▸ **Given request**
Repeat the records verbatim and leave the pictures out of your copy.

▸ **Data entries**
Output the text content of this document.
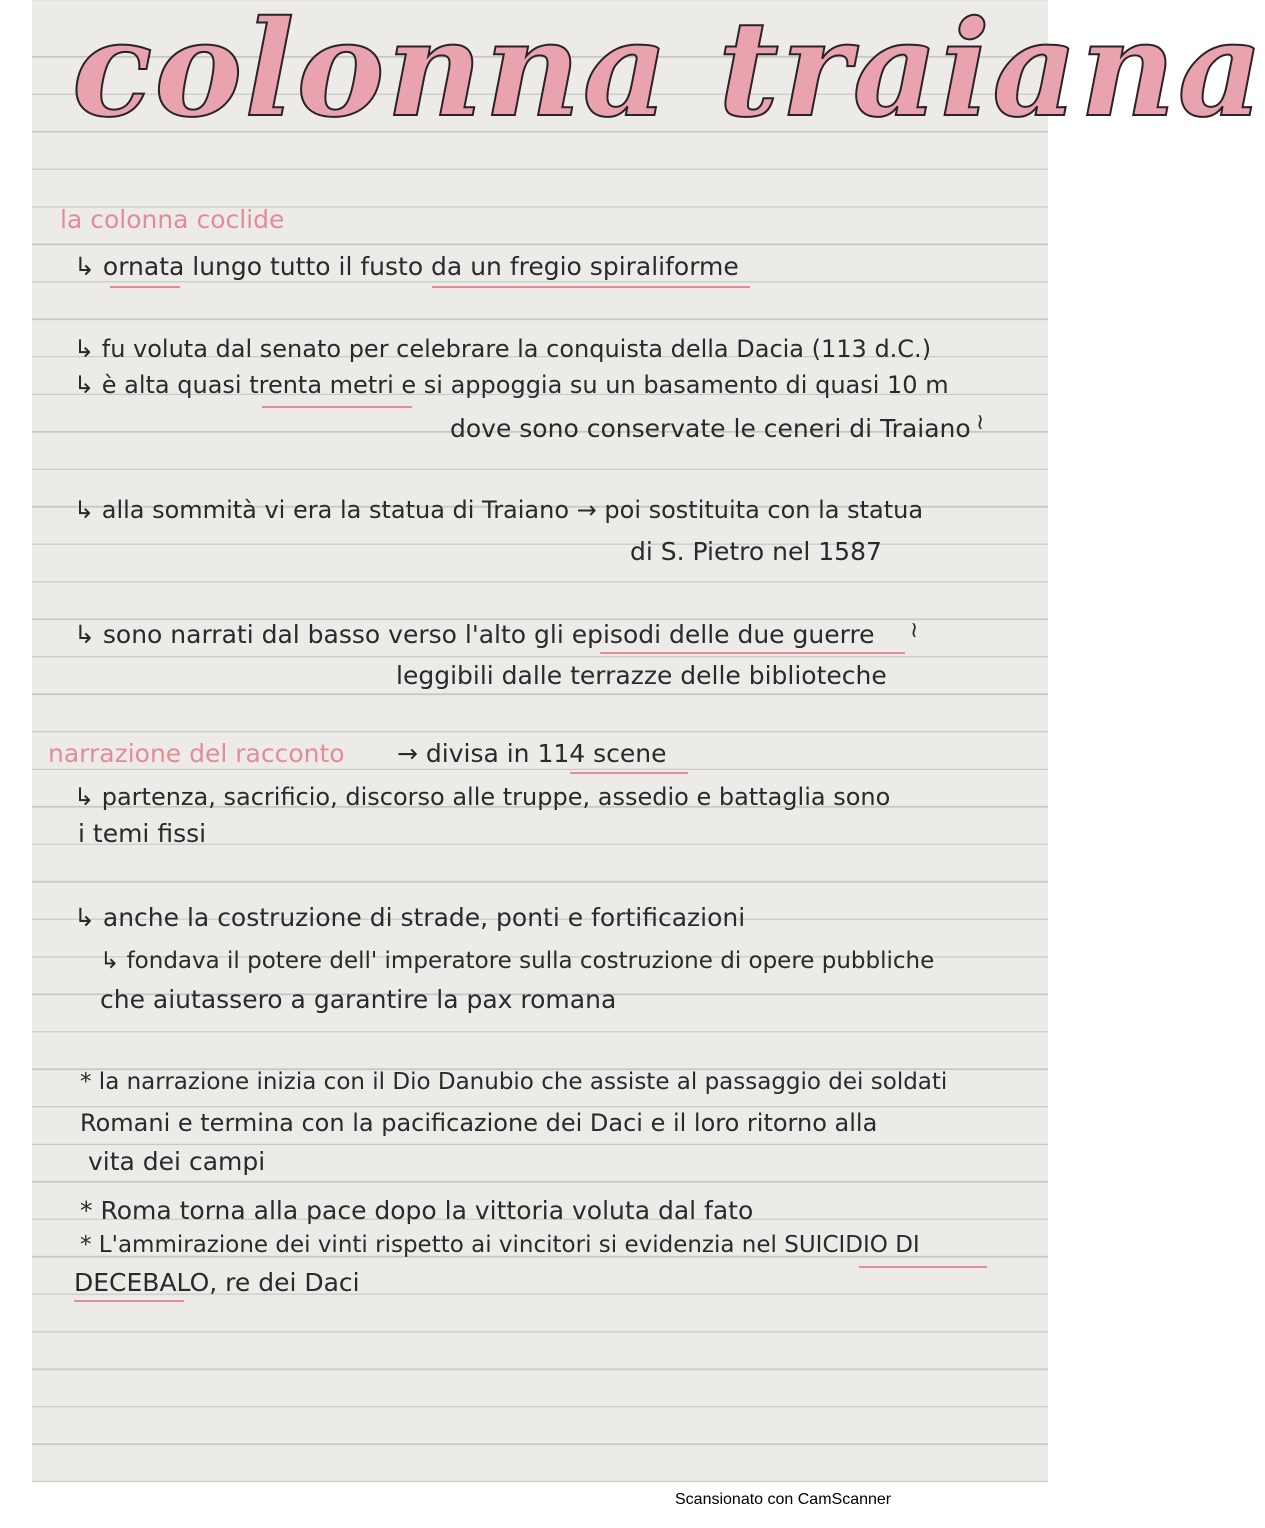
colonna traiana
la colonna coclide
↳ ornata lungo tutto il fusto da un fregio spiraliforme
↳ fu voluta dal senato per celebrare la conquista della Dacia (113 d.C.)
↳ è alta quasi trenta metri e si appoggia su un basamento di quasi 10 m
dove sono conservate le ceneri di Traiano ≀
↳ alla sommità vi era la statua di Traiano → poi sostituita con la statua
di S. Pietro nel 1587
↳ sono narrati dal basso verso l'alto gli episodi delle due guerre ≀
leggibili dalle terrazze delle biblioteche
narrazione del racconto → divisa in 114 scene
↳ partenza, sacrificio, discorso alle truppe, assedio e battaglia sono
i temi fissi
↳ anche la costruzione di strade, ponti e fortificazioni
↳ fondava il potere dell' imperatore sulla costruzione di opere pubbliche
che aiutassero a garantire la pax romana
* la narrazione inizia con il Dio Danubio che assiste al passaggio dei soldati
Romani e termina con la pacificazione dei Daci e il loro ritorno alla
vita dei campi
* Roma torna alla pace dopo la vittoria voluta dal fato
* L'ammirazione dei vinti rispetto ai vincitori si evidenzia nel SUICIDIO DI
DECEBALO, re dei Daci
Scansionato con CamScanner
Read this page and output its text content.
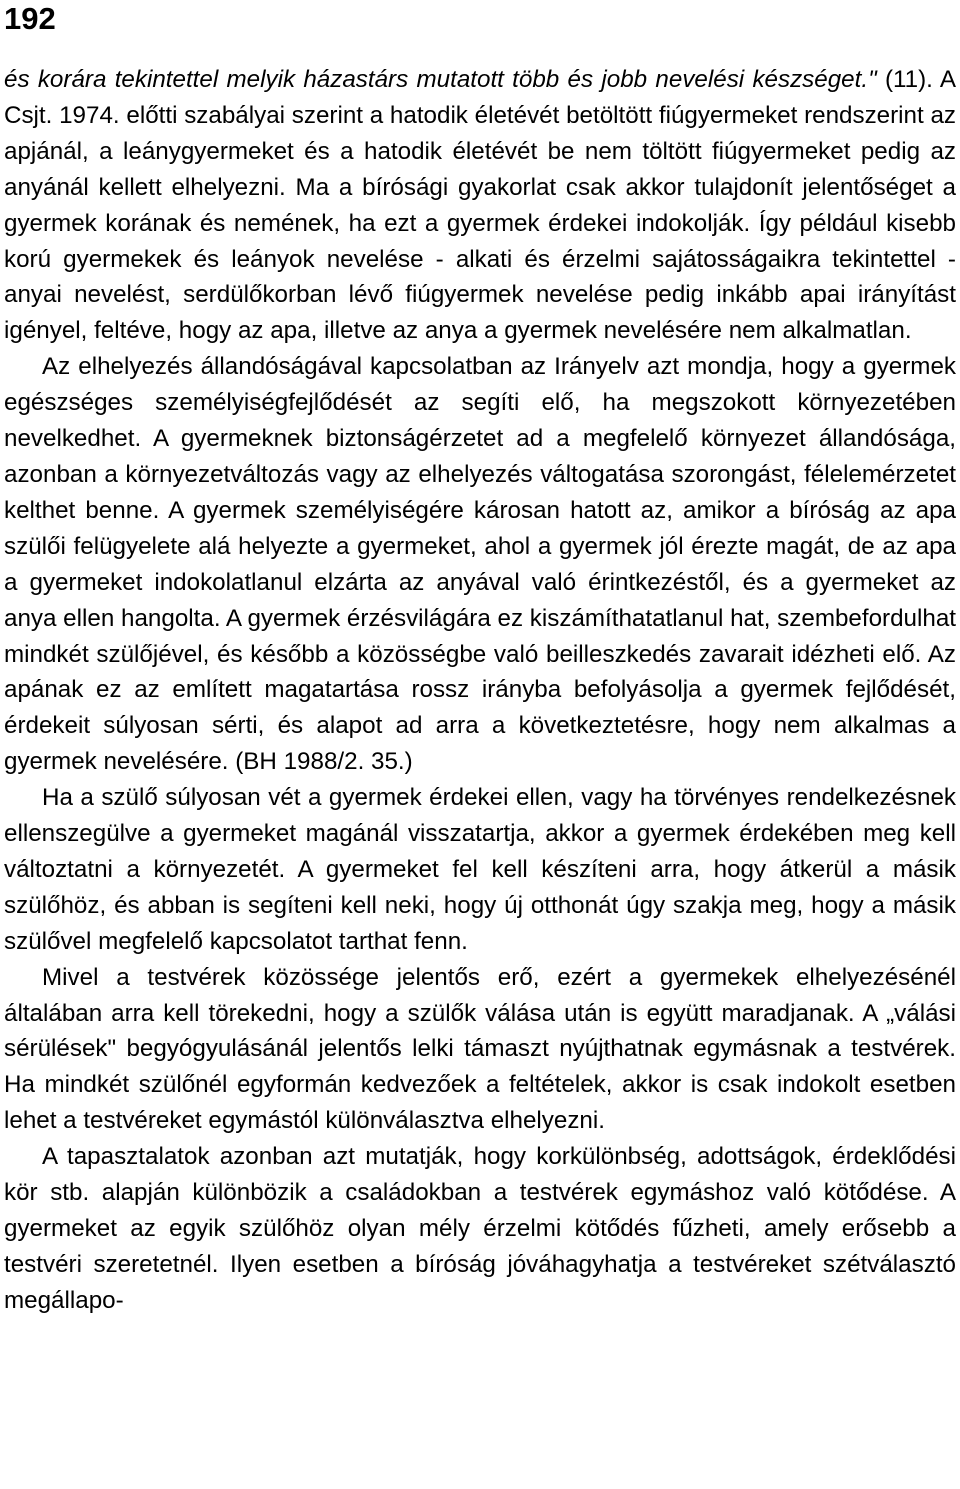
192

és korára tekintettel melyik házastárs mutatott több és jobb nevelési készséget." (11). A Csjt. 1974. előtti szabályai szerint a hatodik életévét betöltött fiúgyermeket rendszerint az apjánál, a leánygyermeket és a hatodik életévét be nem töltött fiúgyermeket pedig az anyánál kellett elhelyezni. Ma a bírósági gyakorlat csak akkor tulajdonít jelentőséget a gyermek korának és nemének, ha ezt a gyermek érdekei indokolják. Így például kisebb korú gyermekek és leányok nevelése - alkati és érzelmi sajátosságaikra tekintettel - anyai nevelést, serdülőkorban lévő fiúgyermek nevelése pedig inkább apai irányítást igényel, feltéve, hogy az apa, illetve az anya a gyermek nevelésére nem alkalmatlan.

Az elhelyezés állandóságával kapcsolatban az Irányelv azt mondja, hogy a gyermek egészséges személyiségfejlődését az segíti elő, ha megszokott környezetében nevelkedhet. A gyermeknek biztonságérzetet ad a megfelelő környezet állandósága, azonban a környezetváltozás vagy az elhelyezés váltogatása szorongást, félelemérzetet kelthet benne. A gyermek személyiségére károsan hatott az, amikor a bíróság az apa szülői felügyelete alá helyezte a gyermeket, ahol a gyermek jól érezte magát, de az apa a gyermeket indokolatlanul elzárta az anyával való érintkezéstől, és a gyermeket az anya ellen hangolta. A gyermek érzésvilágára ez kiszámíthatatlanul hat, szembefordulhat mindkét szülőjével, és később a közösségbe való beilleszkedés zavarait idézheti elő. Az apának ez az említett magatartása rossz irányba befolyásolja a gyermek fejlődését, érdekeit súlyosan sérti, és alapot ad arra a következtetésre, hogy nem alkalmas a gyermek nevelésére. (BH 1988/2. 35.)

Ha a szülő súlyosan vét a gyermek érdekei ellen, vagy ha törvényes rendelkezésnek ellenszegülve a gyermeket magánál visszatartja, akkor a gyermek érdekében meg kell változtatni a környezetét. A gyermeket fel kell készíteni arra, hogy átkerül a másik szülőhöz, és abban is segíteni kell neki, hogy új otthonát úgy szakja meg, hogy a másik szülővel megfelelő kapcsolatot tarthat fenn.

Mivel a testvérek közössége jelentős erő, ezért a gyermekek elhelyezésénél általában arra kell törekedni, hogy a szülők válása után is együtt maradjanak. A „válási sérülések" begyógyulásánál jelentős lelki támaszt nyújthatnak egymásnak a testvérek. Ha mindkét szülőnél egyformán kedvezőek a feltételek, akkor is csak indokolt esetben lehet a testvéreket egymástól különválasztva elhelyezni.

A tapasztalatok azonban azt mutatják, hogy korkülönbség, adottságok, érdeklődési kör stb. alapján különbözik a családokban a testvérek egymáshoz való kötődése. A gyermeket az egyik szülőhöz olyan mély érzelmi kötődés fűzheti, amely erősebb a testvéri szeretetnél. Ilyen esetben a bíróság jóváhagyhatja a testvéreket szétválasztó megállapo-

▸ **The output**
Output the text content of this document.
colonna traiana
la colonna coclide
↳ ornata lungo tutto il fusto da un fregio spiraliforme
↳ fu voluta dal senato per celebrare la conquista della Dacia (113 d.C.)
↳ è alta quasi trenta metri e si appoggia su un basamento di quasi 10 m
dove sono conservate le ceneri di Traiano ≀
↳ alla sommità vi era la statua di Traiano → poi sostituita con la statua
di S. Pietro nel 1587
↳ sono narrati dal basso verso l'alto gli episodi delle due guerre ≀
leggibili dalle terrazze delle biblioteche
narrazione del racconto → divisa in 114 scene
↳ partenza, sacrificio, discorso alle truppe, assedio e battaglia sono
i temi fissi
↳ anche la costruzione di strade, ponti e fortificazioni
↳ fondava il potere dell' imperatore sulla costruzione di opere pubbliche
che aiutassero a garantire la pax romana
* la narrazione inizia con il Dio Danubio che assiste al passaggio dei soldati
Romani e termina con la pacificazione dei Daci e il loro ritorno alla
vita dei campi
* Roma torna alla pace dopo la vittoria voluta dal fato
* L'ammirazione dei vinti rispetto ai vincitori si evidenzia nel SUICIDIO DI
DECEBALO, re dei Daci
Scansionato con CamScanner
Read this page and output its text content.
192

és korára tekintettel melyik házastárs mutatott több és jobb nevelési készséget." (11). A Csjt. 1974. előtti szabályai szerint a hatodik életévét betöltött fiúgyermeket rendszerint az apjánál, a leánygyermeket és a hatodik életévét be nem töltött fiúgyermeket pedig az anyánál kellett elhelyezni. Ma a bírósági gyakorlat csak akkor tulajdonít jelentőséget a gyermek korának és nemének, ha ezt a gyermek érdekei indokolják. Így például kisebb korú gyermekek és leányok nevelése - alkati és érzelmi sajátosságaikra tekintettel - anyai nevelést, serdülőkorban lévő fiúgyermek nevelése pedig inkább apai irányítást igényel, feltéve, hogy az apa, illetve az anya a gyermek nevelésére nem alkalmatlan.

Az elhelyezés állandóságával kapcsolatban az Irányelv azt mondja, hogy a gyermek egészséges személyiségfejlődését az segíti elő, ha megszokott környezetében nevelkedhet. A gyermeknek biztonságérzetet ad a megfelelő környezet állandósága, azonban a környezetváltozás vagy az elhelyezés váltogatása szorongást, félelemérzetet kelthet benne. A gyermek személyiségére károsan hatott az, amikor a bíróság az apa szülői felügyelete alá helyezte a gyermeket, ahol a gyermek jól érezte magát, de az apa a gyermeket indokolatlanul elzárta az anyával való érintkezéstől, és a gyermeket az anya ellen hangolta. A gyermek érzésvilágára ez kiszámíthatatlanul hat, szembefordulhat mindkét szülőjével, és később a közösségbe való beilleszkedés zavarait idézheti elő. Az apának ez az említett magatartása rossz irányba befolyásolja a gyermek fejlődését, érdekeit súlyosan sérti, és alapot ad arra a következtetésre, hogy nem alkalmas a gyermek nevelésére. (BH 1988/2. 35.)

Ha a szülő súlyosan vét a gyermek érdekei ellen, vagy ha törvényes rendelkezésnek ellenszegülve a gyermeket magánál visszatartja, akkor a gyermek érdekében meg kell változtatni a környezetét. A gyermeket fel kell készíteni arra, hogy átkerül a másik szülőhöz, és abban is segíteni kell neki, hogy új otthonát úgy szakja meg, hogy a másik szülővel megfelelő kapcsolatot tarthat fenn.

Mivel a testvérek közössége jelentős erő, ezért a gyermekek elhelyezésénél általában arra kell törekedni, hogy a szülők válása után is együtt maradjanak. A „válási sérülések" begyógyulásánál jelentős lelki támaszt nyújthatnak egymásnak a testvérek. Ha mindkét szülőnél egyformán kedvezőek a feltételek, akkor is csak indokolt esetben lehet a testvéreket egymástól különválasztva elhelyezni.

A tapasztalatok azonban azt mutatják, hogy korkülönbség, adottságok, érdeklődési kör stb. alapján különbözik a családokban a testvérek egymáshoz való kötődése. A gyermeket az egyik szülőhöz olyan mély érzelmi kötődés fűzheti, amely erősebb a testvéri szeretetnél. Ilyen esetben a bíróság jóváhagyhatja a testvéreket szétválasztó megállapo-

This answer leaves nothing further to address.